■ Listed entries:
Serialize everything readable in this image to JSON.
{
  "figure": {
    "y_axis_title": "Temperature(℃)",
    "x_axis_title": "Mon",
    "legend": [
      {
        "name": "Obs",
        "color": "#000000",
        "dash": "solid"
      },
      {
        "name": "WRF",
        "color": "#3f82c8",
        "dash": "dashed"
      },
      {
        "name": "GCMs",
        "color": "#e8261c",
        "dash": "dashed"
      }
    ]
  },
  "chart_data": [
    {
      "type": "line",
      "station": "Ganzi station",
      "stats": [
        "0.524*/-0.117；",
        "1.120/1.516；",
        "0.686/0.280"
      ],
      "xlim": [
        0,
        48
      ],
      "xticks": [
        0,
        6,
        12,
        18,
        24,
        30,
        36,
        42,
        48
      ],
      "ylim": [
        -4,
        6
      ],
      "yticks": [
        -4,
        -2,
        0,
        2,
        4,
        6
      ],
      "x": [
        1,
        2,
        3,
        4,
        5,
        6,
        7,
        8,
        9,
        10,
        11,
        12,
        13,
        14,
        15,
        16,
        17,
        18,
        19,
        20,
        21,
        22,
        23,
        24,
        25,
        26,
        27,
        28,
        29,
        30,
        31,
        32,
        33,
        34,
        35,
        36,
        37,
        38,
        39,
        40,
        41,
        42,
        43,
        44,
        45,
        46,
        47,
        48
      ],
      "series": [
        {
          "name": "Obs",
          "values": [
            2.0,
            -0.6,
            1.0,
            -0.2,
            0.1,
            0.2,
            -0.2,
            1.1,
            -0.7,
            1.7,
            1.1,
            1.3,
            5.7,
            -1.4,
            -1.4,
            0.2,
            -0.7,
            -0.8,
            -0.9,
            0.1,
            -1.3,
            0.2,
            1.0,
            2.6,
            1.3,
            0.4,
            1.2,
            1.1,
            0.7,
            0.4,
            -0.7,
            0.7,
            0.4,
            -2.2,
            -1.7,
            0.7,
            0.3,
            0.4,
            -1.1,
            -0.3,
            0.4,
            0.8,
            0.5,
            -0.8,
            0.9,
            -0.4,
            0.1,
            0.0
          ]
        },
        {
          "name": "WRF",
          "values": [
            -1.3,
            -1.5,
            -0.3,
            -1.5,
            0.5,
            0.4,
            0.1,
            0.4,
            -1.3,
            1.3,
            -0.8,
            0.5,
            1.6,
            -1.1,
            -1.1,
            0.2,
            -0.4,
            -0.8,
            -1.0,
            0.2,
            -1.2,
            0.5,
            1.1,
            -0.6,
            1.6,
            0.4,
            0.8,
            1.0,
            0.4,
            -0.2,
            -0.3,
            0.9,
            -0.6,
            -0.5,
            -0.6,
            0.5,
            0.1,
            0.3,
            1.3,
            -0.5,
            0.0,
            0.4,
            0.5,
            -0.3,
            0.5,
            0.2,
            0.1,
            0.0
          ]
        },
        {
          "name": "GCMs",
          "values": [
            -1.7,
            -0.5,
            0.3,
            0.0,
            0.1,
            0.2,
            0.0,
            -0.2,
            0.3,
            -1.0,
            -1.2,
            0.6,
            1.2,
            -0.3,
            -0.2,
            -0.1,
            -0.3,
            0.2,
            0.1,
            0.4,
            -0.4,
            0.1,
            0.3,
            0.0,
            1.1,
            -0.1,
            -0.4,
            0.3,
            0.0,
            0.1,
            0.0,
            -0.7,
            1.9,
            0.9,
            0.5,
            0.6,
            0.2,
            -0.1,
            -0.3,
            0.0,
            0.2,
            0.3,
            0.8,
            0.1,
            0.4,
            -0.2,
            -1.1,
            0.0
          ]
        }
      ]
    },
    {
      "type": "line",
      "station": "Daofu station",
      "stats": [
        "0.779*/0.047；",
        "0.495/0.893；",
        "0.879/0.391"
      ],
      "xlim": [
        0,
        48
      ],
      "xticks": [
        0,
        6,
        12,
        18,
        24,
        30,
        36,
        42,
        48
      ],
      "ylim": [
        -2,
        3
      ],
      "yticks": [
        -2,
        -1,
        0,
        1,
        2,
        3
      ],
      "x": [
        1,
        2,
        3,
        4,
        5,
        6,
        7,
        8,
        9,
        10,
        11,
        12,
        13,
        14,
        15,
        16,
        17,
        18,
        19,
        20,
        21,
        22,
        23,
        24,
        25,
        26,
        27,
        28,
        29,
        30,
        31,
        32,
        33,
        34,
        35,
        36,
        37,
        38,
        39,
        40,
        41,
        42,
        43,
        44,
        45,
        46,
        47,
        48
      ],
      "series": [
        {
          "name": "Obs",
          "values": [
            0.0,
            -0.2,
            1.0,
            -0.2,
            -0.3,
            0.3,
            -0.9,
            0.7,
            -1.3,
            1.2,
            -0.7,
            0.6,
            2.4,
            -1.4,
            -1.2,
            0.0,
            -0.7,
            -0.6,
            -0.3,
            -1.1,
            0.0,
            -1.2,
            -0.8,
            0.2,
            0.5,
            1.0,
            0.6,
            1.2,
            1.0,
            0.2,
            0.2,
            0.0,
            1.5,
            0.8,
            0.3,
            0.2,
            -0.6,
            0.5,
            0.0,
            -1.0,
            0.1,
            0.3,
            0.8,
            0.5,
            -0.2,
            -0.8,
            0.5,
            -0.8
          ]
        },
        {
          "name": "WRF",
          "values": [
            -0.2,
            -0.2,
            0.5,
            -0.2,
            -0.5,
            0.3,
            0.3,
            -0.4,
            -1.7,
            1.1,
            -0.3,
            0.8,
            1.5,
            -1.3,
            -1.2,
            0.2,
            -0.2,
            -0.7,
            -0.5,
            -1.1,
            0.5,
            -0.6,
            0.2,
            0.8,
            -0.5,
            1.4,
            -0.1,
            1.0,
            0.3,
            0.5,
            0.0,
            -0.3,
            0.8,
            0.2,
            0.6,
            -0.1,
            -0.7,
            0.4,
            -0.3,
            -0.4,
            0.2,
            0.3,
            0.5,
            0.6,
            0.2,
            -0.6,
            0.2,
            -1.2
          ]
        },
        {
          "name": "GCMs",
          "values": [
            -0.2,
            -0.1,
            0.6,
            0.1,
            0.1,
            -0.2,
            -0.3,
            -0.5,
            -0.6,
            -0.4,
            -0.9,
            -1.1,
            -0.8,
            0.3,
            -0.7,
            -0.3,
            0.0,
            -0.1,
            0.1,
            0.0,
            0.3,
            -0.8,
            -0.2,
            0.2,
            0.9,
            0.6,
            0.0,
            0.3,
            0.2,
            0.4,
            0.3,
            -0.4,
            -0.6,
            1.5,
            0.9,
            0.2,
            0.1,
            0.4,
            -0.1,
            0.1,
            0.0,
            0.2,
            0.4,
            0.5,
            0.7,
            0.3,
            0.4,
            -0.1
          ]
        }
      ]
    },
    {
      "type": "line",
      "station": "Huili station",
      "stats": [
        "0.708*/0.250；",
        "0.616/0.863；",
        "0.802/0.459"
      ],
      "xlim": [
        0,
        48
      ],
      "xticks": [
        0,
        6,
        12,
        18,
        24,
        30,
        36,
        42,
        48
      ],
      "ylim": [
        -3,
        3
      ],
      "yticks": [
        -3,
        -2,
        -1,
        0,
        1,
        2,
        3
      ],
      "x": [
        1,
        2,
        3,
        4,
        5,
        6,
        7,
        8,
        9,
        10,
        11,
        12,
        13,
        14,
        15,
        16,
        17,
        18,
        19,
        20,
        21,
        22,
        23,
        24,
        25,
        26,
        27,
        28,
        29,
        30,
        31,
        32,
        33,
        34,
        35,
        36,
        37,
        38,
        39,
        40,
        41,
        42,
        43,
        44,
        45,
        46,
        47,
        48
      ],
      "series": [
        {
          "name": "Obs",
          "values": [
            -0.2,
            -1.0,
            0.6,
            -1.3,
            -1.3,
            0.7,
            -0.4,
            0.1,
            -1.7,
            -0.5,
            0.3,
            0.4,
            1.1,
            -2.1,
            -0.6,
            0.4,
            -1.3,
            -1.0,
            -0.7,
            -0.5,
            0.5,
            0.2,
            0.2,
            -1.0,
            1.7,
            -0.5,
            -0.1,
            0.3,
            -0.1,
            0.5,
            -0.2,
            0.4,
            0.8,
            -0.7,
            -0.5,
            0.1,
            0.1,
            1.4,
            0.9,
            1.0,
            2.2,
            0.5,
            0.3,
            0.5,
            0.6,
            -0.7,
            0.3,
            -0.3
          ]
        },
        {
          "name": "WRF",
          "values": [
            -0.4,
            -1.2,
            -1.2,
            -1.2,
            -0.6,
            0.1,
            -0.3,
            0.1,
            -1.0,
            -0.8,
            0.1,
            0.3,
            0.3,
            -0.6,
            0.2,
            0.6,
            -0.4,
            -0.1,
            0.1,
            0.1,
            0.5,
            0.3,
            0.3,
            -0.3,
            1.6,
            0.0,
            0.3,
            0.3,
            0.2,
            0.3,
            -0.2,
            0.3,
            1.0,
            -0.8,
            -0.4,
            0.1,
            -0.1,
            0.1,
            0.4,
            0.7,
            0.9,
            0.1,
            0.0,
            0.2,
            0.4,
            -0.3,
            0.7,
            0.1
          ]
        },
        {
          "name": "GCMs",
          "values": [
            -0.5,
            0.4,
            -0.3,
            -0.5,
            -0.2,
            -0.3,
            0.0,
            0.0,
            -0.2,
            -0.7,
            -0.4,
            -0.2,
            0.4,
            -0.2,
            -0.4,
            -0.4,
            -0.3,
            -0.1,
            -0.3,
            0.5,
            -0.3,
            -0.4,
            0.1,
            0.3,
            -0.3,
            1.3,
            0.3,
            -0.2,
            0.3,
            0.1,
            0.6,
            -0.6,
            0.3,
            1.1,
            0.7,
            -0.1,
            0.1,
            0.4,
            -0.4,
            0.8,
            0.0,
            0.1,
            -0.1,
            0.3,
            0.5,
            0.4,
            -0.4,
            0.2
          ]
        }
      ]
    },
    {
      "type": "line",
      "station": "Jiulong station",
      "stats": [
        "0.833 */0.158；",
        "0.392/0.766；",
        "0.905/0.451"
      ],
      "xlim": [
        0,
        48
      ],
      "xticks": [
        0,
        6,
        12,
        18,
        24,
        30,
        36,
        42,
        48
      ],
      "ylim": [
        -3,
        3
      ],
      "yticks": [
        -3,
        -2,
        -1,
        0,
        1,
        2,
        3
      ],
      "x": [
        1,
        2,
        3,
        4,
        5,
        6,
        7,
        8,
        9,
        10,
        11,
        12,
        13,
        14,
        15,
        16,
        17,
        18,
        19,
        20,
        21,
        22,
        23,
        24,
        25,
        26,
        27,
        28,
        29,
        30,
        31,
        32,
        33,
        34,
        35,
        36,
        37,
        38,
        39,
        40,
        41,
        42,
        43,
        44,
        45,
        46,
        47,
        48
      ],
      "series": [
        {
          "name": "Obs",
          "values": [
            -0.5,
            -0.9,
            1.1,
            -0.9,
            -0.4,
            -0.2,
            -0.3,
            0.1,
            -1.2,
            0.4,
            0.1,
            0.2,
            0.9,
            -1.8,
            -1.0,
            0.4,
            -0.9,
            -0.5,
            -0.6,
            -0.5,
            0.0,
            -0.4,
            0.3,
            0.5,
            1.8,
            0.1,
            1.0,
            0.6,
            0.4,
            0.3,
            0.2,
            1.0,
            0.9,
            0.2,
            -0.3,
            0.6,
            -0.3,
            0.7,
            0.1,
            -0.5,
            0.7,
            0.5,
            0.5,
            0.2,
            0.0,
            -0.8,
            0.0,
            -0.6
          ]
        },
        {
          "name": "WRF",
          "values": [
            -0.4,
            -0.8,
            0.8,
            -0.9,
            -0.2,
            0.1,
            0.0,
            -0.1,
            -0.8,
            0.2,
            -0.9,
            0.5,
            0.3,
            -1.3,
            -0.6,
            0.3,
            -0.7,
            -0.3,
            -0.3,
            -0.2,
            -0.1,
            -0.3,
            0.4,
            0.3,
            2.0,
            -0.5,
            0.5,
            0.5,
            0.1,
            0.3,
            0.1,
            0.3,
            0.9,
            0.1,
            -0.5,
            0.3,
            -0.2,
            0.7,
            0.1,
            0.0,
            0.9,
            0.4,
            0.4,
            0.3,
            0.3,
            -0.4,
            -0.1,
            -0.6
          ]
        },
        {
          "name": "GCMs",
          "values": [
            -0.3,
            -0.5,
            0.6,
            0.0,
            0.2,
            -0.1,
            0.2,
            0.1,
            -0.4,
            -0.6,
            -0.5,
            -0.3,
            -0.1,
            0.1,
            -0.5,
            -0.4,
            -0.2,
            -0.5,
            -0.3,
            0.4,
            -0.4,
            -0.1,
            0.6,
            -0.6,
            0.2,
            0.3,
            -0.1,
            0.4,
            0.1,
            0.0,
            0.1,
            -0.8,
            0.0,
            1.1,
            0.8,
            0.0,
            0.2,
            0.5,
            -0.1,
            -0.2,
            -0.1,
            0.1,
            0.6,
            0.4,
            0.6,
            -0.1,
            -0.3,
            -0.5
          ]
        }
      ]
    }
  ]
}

■ Short task:
Find each line in the records holding the string "station" and show it.

■ Complete answer:
      "station": "Ganzi station",
      "station": "Daofu station",
      "station": "Huili station",
      "station": "Jiulong station",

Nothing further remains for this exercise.